_Exercise task_.
Your job is to restate each entry word for word.

_Task data_.
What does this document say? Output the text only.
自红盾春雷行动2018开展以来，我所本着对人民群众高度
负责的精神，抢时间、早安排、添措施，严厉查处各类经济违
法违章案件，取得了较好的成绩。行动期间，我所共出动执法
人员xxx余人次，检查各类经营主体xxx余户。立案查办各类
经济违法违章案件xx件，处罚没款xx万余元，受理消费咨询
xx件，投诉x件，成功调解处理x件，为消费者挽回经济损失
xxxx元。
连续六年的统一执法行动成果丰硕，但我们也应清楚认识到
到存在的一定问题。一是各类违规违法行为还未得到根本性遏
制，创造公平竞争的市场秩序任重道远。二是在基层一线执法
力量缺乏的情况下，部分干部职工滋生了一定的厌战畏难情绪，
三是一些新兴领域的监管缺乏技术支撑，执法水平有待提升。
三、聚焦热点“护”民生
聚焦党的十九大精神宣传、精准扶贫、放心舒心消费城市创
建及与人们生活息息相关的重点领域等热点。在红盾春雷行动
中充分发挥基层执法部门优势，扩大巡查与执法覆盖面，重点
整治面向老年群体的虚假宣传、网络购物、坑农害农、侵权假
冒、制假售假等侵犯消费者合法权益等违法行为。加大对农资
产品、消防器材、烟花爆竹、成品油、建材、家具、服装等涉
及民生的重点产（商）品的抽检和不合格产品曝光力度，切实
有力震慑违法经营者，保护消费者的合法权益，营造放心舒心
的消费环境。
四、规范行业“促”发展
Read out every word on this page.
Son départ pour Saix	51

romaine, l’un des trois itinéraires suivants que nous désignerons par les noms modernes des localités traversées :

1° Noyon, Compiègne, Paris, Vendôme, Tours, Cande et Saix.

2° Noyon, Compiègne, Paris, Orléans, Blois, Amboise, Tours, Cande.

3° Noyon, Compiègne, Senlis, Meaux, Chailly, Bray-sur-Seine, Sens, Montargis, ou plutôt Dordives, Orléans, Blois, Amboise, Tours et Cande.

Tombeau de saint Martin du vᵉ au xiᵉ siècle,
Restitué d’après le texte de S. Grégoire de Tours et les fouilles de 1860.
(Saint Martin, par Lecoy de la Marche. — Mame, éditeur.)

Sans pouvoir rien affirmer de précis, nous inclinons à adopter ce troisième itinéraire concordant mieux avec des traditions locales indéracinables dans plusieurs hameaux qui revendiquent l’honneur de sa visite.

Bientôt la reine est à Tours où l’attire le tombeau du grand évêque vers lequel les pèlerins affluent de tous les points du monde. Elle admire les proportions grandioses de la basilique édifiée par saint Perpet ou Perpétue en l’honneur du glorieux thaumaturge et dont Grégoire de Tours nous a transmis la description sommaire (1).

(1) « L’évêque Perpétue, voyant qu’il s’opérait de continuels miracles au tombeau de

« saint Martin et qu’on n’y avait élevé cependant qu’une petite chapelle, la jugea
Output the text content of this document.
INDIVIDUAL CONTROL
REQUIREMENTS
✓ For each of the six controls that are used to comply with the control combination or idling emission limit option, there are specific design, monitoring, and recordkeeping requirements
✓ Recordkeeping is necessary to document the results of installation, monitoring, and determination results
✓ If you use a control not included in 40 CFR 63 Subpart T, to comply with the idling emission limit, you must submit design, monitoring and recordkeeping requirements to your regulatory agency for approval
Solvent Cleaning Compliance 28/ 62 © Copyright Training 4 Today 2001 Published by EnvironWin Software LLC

_Final result_.
What does this document say? Output the text only.
自红盾春雷行动2018开展以来，我所本着对人民群众高度
负责的精神，抢时间、早安排、添措施，严厉查处各类经济违
法违章案件，取得了较好的成绩。行动期间，我所共出动执法
人员xxx余人次，检查各类经营主体xxx余户。立案查办各类
经济违法违章案件xx件，处罚没款xx万余元，受理消费咨询
xx件，投诉x件，成功调解处理x件，为消费者挽回经济损失
xxxx元。
连续六年的统一执法行动成果丰硕，但我们也应清楚认识到
到存在的一定问题。一是各类违规违法行为还未得到根本性遏
制，创造公平竞争的市场秩序任重道远。二是在基层一线执法
力量缺乏的情况下，部分干部职工滋生了一定的厌战畏难情绪，
三是一些新兴领域的监管缺乏技术支撑，执法水平有待提升。
三、聚焦热点“护”民生
聚焦党的十九大精神宣传、精准扶贫、放心舒心消费城市创
建及与人们生活息息相关的重点领域等热点。在红盾春雷行动
中充分发挥基层执法部门优势，扩大巡查与执法覆盖面，重点
整治面向老年群体的虚假宣传、网络购物、坑农害农、侵权假
冒、制假售假等侵犯消费者合法权益等违法行为。加大对农资
产品、消防器材、烟花爆竹、成品油、建材、家具、服装等涉
及民生的重点产（商）品的抽检和不合格产品曝光力度，切实
有力震慑违法经营者，保护消费者的合法权益，营造放心舒心
的消费环境。
四、规范行业“促”发展
Read out every word on this page.
Son départ pour Saix	51

romaine, l’un des trois itinéraires suivants que nous désignerons par les noms modernes des localités traversées :

1° Noyon, Compiègne, Paris, Vendôme, Tours, Cande et Saix.

2° Noyon, Compiègne, Paris, Orléans, Blois, Amboise, Tours, Cande.

3° Noyon, Compiègne, Senlis, Meaux, Chailly, Bray-sur-Seine, Sens, Montargis, ou plutôt Dordives, Orléans, Blois, Amboise, Tours et Cande.

Tombeau de saint Martin du vᵉ au xiᵉ siècle,
Restitué d’après le texte de S. Grégoire de Tours et les fouilles de 1860.
(Saint Martin, par Lecoy de la Marche. — Mame, éditeur.)

Sans pouvoir rien affirmer de précis, nous inclinons à adopter ce troisième itinéraire concordant mieux avec des traditions locales indéracinables dans plusieurs hameaux qui revendiquent l’honneur de sa visite.

Bientôt la reine est à Tours où l’attire le tombeau du grand évêque vers lequel les pèlerins affluent de tous les points du monde. Elle admire les proportions grandioses de la basilique édifiée par saint Perpet ou Perpétue en l’honneur du glorieux thaumaturge et dont Grégoire de Tours nous a transmis la description sommaire (1).

(1) « L’évêque Perpétue, voyant qu’il s’opérait de continuels miracles au tombeau de

« saint Martin et qu’on n’y avait élevé cependant qu’une petite chapelle, la jugea
Output the text content of this document.
INDIVIDUAL CONTROL
REQUIREMENTS
✓ For each of the six controls that are used to comply with the control combination or idling emission limit option, there are specific design, monitoring, and recordkeeping requirements
✓ Recordkeeping is necessary to document the results of installation, monitoring, and determination results
✓ If you use a control not included in 40 CFR 63 Subpart T, to comply with the idling emission limit, you must submit design, monitoring and recordkeeping requirements to your regulatory agency for approval
Solvent Cleaning Compliance 28/ 62 © Copyright Training 4 Today 2001 Published by EnvironWin Software LLC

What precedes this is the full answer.